━━━ SOURCE MATERIAL
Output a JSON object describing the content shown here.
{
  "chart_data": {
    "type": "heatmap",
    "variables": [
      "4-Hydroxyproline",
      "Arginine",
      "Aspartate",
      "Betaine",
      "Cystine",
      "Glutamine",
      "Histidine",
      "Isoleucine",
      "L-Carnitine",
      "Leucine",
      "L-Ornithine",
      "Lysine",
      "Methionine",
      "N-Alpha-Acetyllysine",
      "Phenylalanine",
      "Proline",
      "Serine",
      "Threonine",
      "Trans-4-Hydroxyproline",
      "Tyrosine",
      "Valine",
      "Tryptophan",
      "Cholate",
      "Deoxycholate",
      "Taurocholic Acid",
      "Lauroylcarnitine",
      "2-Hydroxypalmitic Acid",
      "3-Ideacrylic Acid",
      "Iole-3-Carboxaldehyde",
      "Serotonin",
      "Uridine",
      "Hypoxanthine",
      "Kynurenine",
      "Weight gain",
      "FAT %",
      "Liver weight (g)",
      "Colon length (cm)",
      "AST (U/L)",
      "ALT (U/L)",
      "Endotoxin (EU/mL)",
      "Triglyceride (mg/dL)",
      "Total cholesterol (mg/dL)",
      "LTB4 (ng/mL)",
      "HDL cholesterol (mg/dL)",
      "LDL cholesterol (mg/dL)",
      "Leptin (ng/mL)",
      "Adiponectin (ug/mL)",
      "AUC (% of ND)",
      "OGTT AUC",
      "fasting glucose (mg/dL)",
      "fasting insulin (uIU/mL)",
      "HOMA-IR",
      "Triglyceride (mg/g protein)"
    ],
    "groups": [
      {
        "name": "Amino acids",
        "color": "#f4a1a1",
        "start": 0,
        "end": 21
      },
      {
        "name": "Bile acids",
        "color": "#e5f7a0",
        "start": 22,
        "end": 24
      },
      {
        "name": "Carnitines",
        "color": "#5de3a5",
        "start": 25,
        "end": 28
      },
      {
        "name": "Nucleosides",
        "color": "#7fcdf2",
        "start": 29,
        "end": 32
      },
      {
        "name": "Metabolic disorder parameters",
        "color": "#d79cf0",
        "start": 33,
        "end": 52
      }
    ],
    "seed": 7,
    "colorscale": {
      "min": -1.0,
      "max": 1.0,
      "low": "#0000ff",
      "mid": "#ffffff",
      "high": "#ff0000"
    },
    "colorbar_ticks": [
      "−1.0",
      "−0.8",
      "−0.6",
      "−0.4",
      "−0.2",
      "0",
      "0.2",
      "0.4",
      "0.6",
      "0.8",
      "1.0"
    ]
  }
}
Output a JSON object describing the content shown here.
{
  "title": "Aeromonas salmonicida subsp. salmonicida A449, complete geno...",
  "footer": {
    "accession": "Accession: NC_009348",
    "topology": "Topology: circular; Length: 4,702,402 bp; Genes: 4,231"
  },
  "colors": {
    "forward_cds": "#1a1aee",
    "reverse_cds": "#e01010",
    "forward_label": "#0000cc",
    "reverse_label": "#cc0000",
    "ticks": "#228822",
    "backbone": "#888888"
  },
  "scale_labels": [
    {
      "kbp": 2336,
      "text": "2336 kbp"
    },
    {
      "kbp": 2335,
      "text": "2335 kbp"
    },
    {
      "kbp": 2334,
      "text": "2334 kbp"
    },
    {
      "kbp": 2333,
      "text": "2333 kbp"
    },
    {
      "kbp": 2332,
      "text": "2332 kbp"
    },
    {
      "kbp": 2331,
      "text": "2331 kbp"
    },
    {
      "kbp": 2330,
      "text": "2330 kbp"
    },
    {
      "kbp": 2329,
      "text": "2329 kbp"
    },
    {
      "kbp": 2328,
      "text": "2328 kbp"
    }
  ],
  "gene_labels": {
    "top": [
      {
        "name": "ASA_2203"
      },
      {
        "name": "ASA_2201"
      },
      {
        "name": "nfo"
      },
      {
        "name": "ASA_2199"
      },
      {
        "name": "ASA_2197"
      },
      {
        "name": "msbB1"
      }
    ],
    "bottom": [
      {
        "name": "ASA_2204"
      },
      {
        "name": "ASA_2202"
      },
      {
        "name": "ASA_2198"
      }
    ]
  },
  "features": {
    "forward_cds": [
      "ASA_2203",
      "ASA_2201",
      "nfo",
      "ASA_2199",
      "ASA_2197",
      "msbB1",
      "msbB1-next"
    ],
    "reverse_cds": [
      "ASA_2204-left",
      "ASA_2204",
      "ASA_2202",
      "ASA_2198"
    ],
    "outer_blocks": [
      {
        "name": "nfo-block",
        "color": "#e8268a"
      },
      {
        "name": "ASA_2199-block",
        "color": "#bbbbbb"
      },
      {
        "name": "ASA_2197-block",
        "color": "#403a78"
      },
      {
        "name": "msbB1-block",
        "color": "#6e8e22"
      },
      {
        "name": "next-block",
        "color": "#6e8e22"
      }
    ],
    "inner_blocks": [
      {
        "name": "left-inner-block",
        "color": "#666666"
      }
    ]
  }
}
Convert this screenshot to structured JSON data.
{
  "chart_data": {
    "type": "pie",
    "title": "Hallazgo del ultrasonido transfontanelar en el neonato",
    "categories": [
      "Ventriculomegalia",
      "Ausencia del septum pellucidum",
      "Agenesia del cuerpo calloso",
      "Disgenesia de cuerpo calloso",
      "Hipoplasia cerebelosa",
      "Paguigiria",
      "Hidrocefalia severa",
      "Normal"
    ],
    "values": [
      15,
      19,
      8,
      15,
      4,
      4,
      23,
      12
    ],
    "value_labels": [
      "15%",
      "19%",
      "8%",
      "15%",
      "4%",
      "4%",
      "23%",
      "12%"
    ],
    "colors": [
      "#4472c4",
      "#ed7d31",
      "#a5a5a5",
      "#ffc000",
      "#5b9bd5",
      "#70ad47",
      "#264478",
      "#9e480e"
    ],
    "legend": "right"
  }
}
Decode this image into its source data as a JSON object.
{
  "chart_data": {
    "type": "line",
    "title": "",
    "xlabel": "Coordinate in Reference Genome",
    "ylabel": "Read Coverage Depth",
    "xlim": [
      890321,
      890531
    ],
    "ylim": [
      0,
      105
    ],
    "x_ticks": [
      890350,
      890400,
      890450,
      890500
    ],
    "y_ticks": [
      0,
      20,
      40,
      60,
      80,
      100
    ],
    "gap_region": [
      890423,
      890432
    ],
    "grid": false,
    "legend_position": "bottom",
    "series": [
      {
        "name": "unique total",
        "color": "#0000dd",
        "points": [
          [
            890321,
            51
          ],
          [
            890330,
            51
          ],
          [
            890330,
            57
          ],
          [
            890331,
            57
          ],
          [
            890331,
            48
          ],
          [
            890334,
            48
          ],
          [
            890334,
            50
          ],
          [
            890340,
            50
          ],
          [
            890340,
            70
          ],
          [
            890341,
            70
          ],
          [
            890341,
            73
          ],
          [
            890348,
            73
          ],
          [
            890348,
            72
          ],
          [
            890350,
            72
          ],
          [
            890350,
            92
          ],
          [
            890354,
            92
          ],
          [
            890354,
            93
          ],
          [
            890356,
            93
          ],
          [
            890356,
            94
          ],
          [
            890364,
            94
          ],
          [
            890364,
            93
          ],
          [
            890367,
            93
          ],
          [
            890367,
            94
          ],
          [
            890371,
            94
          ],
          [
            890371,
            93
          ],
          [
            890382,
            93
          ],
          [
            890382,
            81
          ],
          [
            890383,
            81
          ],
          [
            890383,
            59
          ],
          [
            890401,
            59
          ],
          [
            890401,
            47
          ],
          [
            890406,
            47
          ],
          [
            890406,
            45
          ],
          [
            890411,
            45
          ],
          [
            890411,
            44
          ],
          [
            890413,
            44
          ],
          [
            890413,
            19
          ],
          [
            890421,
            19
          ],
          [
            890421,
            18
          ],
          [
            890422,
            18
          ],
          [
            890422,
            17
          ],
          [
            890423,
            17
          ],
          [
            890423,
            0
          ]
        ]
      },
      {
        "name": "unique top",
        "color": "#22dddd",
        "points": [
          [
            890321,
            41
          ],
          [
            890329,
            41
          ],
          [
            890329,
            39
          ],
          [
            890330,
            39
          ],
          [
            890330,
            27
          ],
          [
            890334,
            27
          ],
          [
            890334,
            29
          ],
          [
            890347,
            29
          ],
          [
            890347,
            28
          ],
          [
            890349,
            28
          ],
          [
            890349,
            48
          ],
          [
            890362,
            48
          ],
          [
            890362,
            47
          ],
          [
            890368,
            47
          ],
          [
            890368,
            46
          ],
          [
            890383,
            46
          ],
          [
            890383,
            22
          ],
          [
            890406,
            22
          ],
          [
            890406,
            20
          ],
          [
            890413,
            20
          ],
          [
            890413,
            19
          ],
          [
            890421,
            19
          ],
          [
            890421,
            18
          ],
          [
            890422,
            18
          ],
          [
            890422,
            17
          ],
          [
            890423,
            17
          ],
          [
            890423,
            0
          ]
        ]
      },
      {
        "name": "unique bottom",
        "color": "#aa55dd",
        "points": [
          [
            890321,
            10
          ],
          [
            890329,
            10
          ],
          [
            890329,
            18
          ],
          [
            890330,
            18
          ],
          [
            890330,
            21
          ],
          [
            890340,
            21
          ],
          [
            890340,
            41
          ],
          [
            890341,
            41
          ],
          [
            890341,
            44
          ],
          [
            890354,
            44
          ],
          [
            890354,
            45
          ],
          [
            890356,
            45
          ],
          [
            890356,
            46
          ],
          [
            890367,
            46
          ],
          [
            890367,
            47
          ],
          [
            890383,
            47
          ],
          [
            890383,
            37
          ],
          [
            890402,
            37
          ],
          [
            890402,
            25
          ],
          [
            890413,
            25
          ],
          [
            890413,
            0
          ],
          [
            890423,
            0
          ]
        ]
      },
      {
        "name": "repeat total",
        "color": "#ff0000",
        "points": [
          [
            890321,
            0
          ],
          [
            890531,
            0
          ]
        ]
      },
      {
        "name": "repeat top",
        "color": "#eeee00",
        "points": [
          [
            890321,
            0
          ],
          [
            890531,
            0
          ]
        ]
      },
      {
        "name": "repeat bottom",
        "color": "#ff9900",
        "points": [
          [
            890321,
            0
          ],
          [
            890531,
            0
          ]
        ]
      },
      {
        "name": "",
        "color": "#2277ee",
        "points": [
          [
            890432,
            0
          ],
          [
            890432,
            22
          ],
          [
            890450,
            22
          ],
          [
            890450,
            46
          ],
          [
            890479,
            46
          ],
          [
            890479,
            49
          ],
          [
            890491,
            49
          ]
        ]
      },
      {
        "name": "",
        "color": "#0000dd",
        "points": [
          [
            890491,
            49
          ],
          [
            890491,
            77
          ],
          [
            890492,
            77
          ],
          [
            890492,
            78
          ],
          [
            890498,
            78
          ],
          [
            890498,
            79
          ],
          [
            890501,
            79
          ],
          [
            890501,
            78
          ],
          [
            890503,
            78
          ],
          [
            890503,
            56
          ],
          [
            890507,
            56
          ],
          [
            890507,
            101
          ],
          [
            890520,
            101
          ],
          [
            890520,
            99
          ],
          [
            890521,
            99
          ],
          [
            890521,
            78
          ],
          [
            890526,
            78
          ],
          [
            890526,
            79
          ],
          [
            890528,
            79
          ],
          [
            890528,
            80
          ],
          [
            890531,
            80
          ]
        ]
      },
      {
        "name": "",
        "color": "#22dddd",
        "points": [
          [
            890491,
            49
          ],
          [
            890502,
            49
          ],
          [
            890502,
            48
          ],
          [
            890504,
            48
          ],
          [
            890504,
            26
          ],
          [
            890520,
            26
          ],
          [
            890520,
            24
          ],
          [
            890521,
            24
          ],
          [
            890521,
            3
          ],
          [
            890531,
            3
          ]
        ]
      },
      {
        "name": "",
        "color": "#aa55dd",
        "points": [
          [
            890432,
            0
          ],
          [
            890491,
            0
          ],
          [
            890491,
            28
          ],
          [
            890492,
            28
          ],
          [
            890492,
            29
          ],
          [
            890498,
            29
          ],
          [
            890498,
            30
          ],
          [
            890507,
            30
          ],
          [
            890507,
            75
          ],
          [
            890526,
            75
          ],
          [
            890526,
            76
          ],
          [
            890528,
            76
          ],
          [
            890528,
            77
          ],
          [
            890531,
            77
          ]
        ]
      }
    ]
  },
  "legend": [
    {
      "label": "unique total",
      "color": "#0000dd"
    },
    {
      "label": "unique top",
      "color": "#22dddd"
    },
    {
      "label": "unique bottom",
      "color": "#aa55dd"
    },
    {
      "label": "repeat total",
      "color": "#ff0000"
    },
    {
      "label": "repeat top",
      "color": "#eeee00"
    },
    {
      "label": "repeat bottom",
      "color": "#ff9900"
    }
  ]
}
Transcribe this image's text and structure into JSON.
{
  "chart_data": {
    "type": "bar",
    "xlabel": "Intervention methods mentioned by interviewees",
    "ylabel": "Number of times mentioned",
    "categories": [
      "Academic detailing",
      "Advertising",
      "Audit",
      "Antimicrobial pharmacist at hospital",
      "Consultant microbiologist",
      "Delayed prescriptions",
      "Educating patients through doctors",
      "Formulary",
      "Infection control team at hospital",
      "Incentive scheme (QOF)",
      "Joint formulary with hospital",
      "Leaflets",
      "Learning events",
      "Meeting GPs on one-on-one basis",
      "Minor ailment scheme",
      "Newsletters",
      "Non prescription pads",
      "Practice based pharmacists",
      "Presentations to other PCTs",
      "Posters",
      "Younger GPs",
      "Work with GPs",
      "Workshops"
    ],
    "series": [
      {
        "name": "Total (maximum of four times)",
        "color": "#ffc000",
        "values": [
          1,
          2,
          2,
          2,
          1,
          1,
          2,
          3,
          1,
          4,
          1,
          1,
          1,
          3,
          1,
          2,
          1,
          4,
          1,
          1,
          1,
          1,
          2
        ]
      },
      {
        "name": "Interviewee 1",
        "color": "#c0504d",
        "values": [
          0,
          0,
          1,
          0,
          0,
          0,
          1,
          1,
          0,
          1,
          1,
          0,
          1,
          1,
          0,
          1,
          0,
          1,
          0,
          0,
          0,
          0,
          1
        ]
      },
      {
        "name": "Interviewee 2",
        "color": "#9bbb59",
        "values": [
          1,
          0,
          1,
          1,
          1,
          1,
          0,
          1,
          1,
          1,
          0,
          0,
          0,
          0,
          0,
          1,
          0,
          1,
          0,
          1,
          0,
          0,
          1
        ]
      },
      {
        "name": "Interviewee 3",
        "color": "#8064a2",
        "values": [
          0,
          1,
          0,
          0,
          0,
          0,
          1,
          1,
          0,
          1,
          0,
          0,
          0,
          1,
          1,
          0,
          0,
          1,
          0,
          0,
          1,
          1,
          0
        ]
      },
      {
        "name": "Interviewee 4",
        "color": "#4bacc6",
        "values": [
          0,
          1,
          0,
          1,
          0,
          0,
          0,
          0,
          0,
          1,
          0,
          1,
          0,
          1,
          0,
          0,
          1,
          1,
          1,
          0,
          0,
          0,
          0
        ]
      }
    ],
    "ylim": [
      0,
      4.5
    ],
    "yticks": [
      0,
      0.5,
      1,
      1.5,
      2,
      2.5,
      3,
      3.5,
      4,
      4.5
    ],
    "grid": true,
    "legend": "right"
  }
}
━━━━━━
Throughout the data above, copy all lines where the word "image" is found.

ANSWER TO THE PROBLEM:
Decode this image into its source data as a JSON object.
Transcribe this image's text and structure into JSON.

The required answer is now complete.